_PROVIDED DATA_:
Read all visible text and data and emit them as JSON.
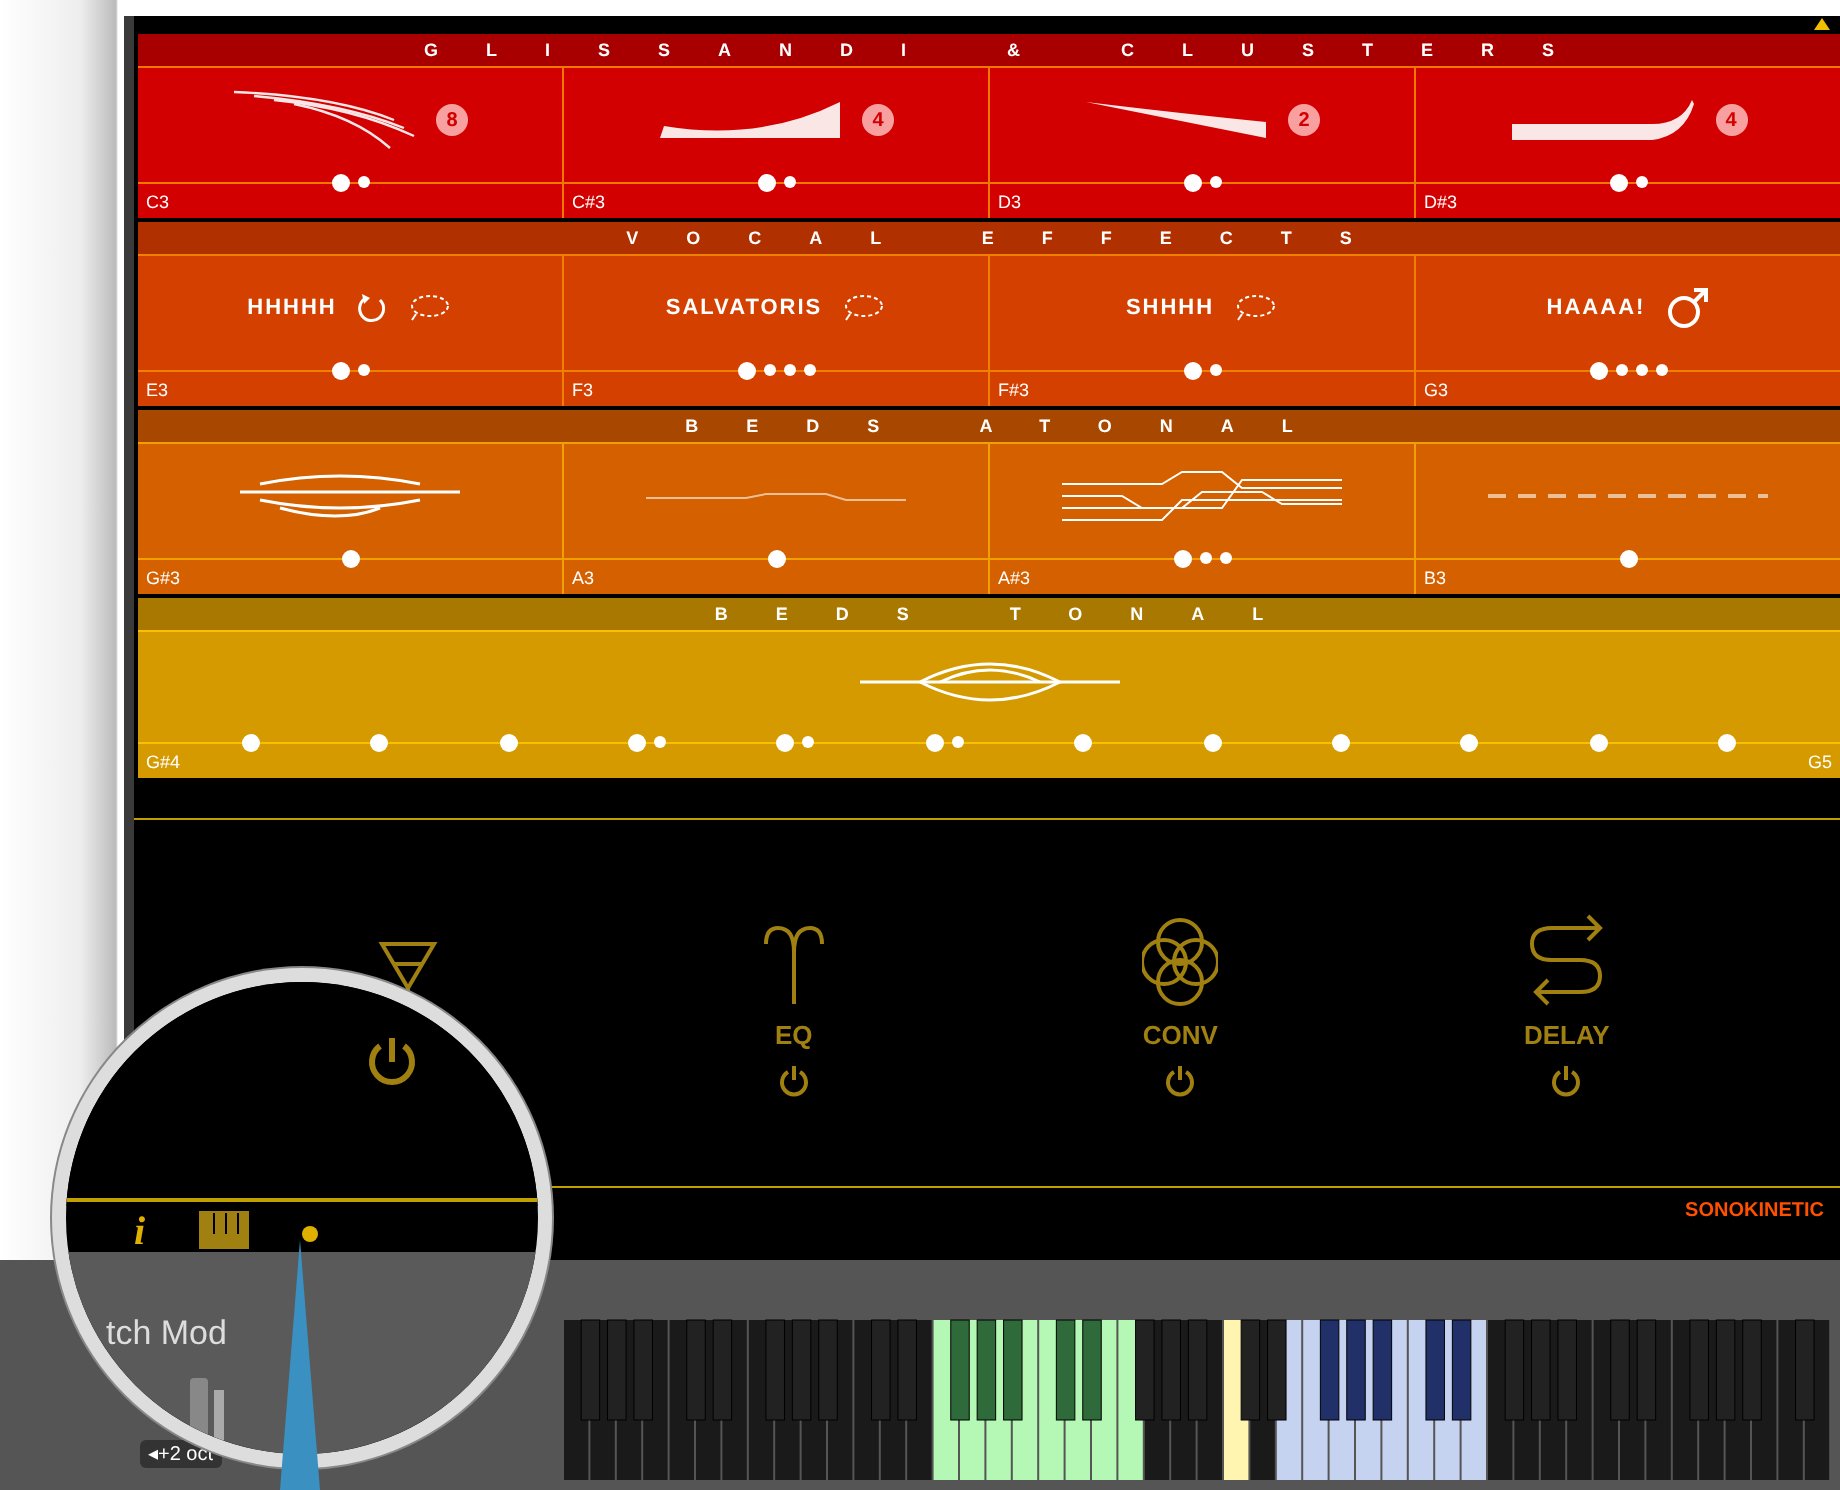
{
  "sections": [
    {
      "title": "GLISSANDI & CLUSTERS",
      "kind": "grid",
      "cells": [
        {
          "note": "C3",
          "badge": "8",
          "dots": [
            {
              "selected": true
            },
            {
              "selected": false
            }
          ]
        },
        {
          "note": "C#3",
          "badge": "4",
          "dots": [
            {
              "selected": true
            },
            {
              "selected": false
            }
          ]
        },
        {
          "note": "D3",
          "badge": "2",
          "dots": [
            {
              "selected": true
            },
            {
              "selected": false
            }
          ]
        },
        {
          "note": "D#3",
          "badge": "4",
          "dots": [
            {
              "selected": true
            },
            {
              "selected": false
            }
          ]
        }
      ]
    },
    {
      "title": "VOCAL EFFECTS",
      "kind": "grid",
      "cells": [
        {
          "note": "E3",
          "label": "HHHHH",
          "kind": "loop-bubble",
          "dots": [
            {
              "selected": true
            },
            {
              "selected": false
            }
          ]
        },
        {
          "note": "F3",
          "label": "SALVATORIS",
          "kind": "bubble",
          "dots": [
            {
              "selected": true
            },
            {
              "selected": false
            },
            {
              "selected": false
            },
            {
              "selected": false
            }
          ]
        },
        {
          "note": "F#3",
          "label": "SHHHH",
          "kind": "bubble",
          "dots": [
            {
              "selected": true
            },
            {
              "selected": false
            }
          ]
        },
        {
          "note": "G3",
          "label": "HAAAA!",
          "kind": "male",
          "dots": [
            {
              "selected": true
            },
            {
              "selected": false
            },
            {
              "selected": false
            },
            {
              "selected": false
            }
          ]
        }
      ]
    },
    {
      "title": "BEDS ATONAL",
      "kind": "grid",
      "cells": [
        {
          "note": "G#3",
          "dots": [
            {
              "selected": true
            }
          ]
        },
        {
          "note": "A3",
          "dots": [
            {
              "selected": true
            }
          ]
        },
        {
          "note": "A#3",
          "dots": [
            {
              "selected": true
            },
            {
              "selected": false
            },
            {
              "selected": false
            }
          ]
        },
        {
          "note": "B3",
          "dots": [
            {
              "selected": true
            }
          ]
        }
      ]
    },
    {
      "title": "BEDS TONAL",
      "kind": "wide",
      "cells": [
        {
          "note": "G#4",
          "note_end": "G5",
          "dots": [
            {
              "selected": true
            },
            {
              "selected": true
            },
            {
              "selected": true
            },
            {
              "selected": true
            },
            {
              "selected": false
            },
            {
              "selected": true
            },
            {
              "selected": false
            },
            {
              "selected": true
            },
            {
              "selected": false
            },
            {
              "selected": true
            },
            {
              "selected": true
            },
            {
              "selected": true
            },
            {
              "selected": true
            },
            {
              "selected": true
            },
            {
              "selected": true
            }
          ]
        }
      ]
    }
  ],
  "effects": [
    {
      "kind": "funnel"
    },
    {
      "kind": "eq",
      "label": "EQ"
    },
    {
      "kind": "conv",
      "label": "CONV"
    },
    {
      "kind": "delay",
      "label": "DELAY"
    }
  ],
  "brand": "SONOKINETIC",
  "magnifier": {
    "info": "i",
    "label": "tch Mod"
  },
  "octave": "◂+2 oct"
}
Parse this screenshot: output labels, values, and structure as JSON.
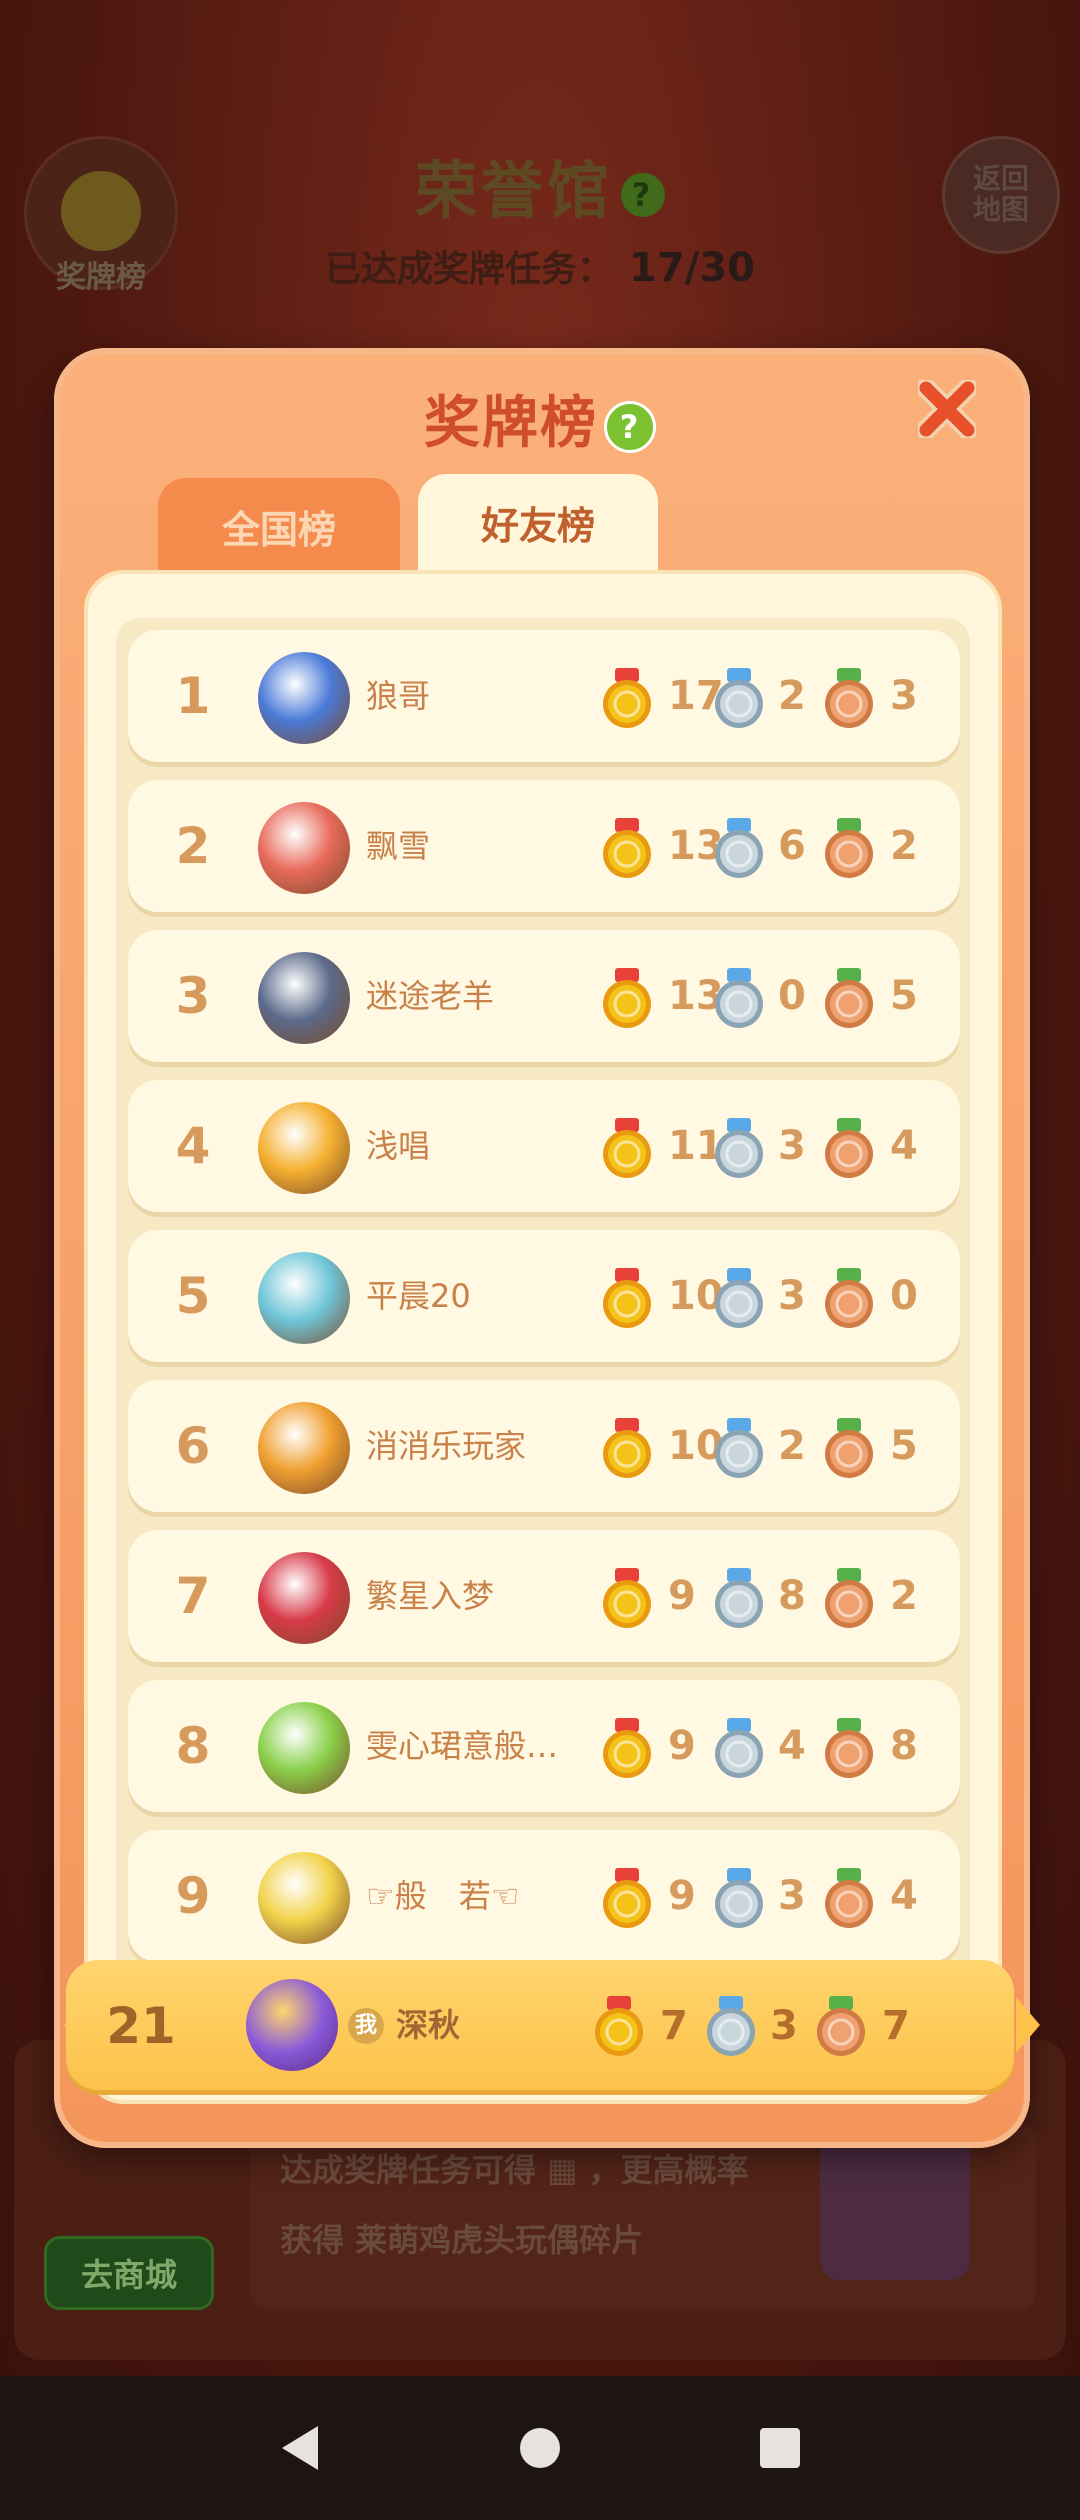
{
  "background": {
    "hall_title": "荣誉馆",
    "progress_label": "已达成奖牌任务：",
    "progress_value": "17/30",
    "medal_button_label": "奖牌榜",
    "back_button_label": "返回地图",
    "tip_line1": "达成奖牌任务可得",
    "tip_line1_suffix": "，更高概率",
    "tip_line2": "获得",
    "tip_line2_item": "莱萌鸡虎头玩偶碎片",
    "shop_button_label": "去商城"
  },
  "modal": {
    "title": "奖牌榜",
    "help_icon": "?",
    "close_icon": "close-icon"
  },
  "tabs": [
    {
      "label": "全国榜",
      "active": false
    },
    {
      "label": "好友榜",
      "active": true
    }
  ],
  "rows": [
    {
      "rank": "1",
      "name": "狼哥",
      "gold": "17",
      "silver": "2",
      "bronze": "3"
    },
    {
      "rank": "2",
      "name": "飘雪",
      "gold": "13",
      "silver": "6",
      "bronze": "2"
    },
    {
      "rank": "3",
      "name": "迷途老羊",
      "gold": "13",
      "silver": "0",
      "bronze": "5"
    },
    {
      "rank": "4",
      "name": "浅唱",
      "gold": "11",
      "silver": "3",
      "bronze": "4"
    },
    {
      "rank": "5",
      "name": "平晨20",
      "gold": "10",
      "silver": "3",
      "bronze": "0"
    },
    {
      "rank": "6",
      "name": "消消乐玩家",
      "gold": "10",
      "silver": "2",
      "bronze": "5"
    },
    {
      "rank": "7",
      "name": "繁星入梦",
      "gold": "9",
      "silver": "8",
      "bronze": "2"
    },
    {
      "rank": "8",
      "name": "雯心珺意般…",
      "gold": "9",
      "silver": "4",
      "bronze": "8"
    },
    {
      "rank": "9",
      "name": "☞般　若☜",
      "gold": "9",
      "silver": "3",
      "bronze": "4"
    }
  ],
  "me": {
    "rank": "21",
    "badge": "我",
    "name": "深秋",
    "gold": "7",
    "silver": "3",
    "bronze": "7"
  },
  "colors": {
    "accent": "#cf4d28",
    "gold": "#f5c21a",
    "silver": "#c9d6de",
    "bronze": "#f0a170"
  }
}
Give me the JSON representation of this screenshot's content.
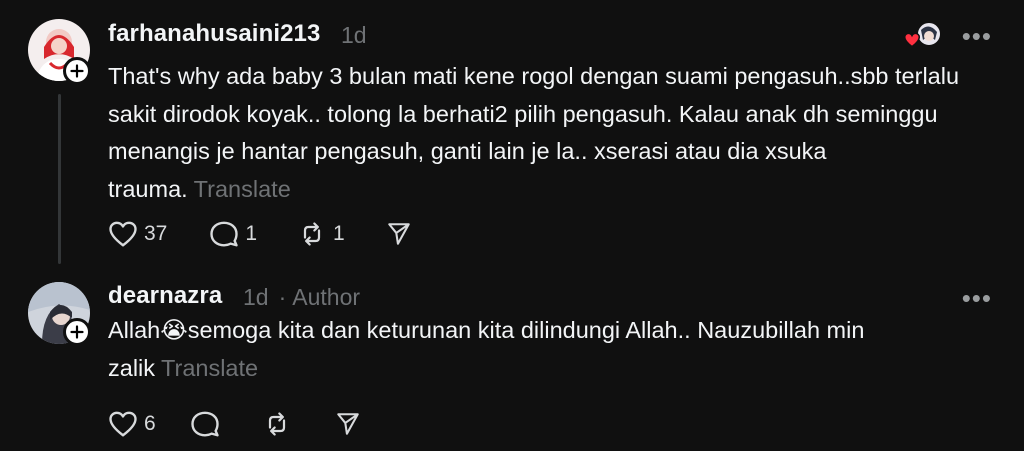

_EXERCISE DIRECTIONS_: Reproduce each line exactly, please, except for any pictures.

_SOLUTION TO THE PROBLEM_:
Read all visible text and data and emit them as JSON.
{
  "sections": [
    {
      "title": "GLISSANDI & CLUSTERS",
      "kind": "grid",
      "cells": [
        {
          "note": "C3",
          "badge": "8",
          "dots": [
            {
              "selected": true
            },
            {
              "selected": false
            }
          ]
        },
        {
          "note": "C#3",
          "badge": "4",
          "dots": [
            {
              "selected": true
            },
            {
              "selected": false
            }
          ]
        },
        {
          "note": "D3",
          "badge": "2",
          "dots": [
            {
              "selected": true
            },
            {
              "selected": false
            }
          ]
        },
        {
          "note": "D#3",
          "badge": "4",
          "dots": [
            {
              "selected": true
            },
            {
              "selected": false
            }
          ]
        }
      ]
    },
    {
      "title": "VOCAL EFFECTS",
      "kind": "grid",
      "cells": [
        {
          "note": "E3",
          "label": "HHHHH",
          "kind": "loop-bubble",
          "dots": [
            {
              "selected": true
            },
            {
              "selected": false
            }
          ]
        },
        {
          "note": "F3",
          "label": "SALVATORIS",
          "kind": "bubble",
          "dots": [
            {
              "selected": true
            },
            {
              "selected": false
            },
            {
              "selected": false
            },
            {
              "selected": false
            }
          ]
        },
        {
          "note": "F#3",
          "label": "SHHHH",
          "kind": "bubble",
          "dots": [
            {
              "selected": true
            },
            {
              "selected": false
            }
          ]
        },
        {
          "note": "G3",
          "label": "HAAAA!",
          "kind": "male",
          "dots": [
            {
              "selected": true
            },
            {
              "selected": false
            },
            {
              "selected": false
            },
            {
              "selected": false
            }
          ]
        }
      ]
    },
    {
      "title": "BEDS ATONAL",
      "kind": "grid",
      "cells": [
        {
          "note": "G#3",
          "dots": [
            {
              "selected": true
            }
          ]
        },
        {
          "note": "A3",
          "dots": [
            {
              "selected": true
            }
          ]
        },
        {
          "note": "A#3",
          "dots": [
            {
              "selected": true
            },
            {
              "selected": false
            },
            {
              "selected": false
            }
          ]
        },
        {
          "note": "B3",
          "dots": [
            {
              "selected": true
            }
          ]
        }
      ]
    },
    {
      "title": "BEDS TONAL",
      "kind": "wide",
      "cells": [
        {
          "note": "G#4",
          "note_end": "G5",
          "dots": [
            {
              "selected": true
            },
            {
              "selected": true
            },
            {
              "selected": true
            },
            {
              "selected": true
            },
            {
              "selected": false
            },
            {
              "selected": true
            },
            {
              "selected": false
            },
            {
              "selected": true
            },
            {
              "selected": false
            },
            {
              "selected": true
            },
            {
              "selected": true
            },
            {
              "selected": true
            },
            {
              "selected": true
            },
            {
              "selected": true
            },
            {
              "selected": true
            }
          ]
        }
      ]
    }
  ],
  "effects": [
    {
      "kind": "funnel"
    },
    {
      "kind": "eq",
      "label": "EQ"
    },
    {
      "kind": "conv",
      "label": "CONV"
    },
    {
      "kind": "delay",
      "label": "DELAY"
    }
  ],
  "brand": "SONOKINETIC",
  "magnifier": {
    "info": "i",
    "label": "tch Mod"
  },
  "octave": "◂+2 oct"
}
Parse this screenshot: output labels, values, and structure as JSON.
{
  "background": {
    "hall_title": "荣誉馆",
    "progress_label": "已达成奖牌任务：",
    "progress_value": "17/30",
    "medal_button_label": "奖牌榜",
    "back_button_label": "返回地图",
    "tip_line1": "达成奖牌任务可得",
    "tip_line1_suffix": "，更高概率",
    "tip_line2": "获得",
    "tip_line2_item": "莱萌鸡虎头玩偶碎片",
    "shop_button_label": "去商城"
  },
  "modal": {
    "title": "奖牌榜",
    "help_icon": "?",
    "close_icon": "close-icon"
  },
  "tabs": [
    {
      "label": "全国榜",
      "active": false
    },
    {
      "label": "好友榜",
      "active": true
    }
  ],
  "rows": [
    {
      "rank": "1",
      "name": "狼哥",
      "gold": "17",
      "silver": "2",
      "bronze": "3"
    },
    {
      "rank": "2",
      "name": "飘雪",
      "gold": "13",
      "silver": "6",
      "bronze": "2"
    },
    {
      "rank": "3",
      "name": "迷途老羊",
      "gold": "13",
      "silver": "0",
      "bronze": "5"
    },
    {
      "rank": "4",
      "name": "浅唱",
      "gold": "11",
      "silver": "3",
      "bronze": "4"
    },
    {
      "rank": "5",
      "name": "平晨20",
      "gold": "10",
      "silver": "3",
      "bronze": "0"
    },
    {
      "rank": "6",
      "name": "消消乐玩家",
      "gold": "10",
      "silver": "2",
      "bronze": "5"
    },
    {
      "rank": "7",
      "name": "繁星入梦",
      "gold": "9",
      "silver": "8",
      "bronze": "2"
    },
    {
      "rank": "8",
      "name": "雯心珺意般…",
      "gold": "9",
      "silver": "4",
      "bronze": "8"
    },
    {
      "rank": "9",
      "name": "☞般　若☜",
      "gold": "9",
      "silver": "3",
      "bronze": "4"
    }
  ],
  "me": {
    "rank": "21",
    "badge": "我",
    "name": "深秋",
    "gold": "7",
    "silver": "3",
    "bronze": "7"
  },
  "colors": {
    "accent": "#cf4d28",
    "gold": "#f5c21a",
    "silver": "#c9d6de",
    "bronze": "#f0a170"
  }
}
Give me the JSON representation of this screenshot's content.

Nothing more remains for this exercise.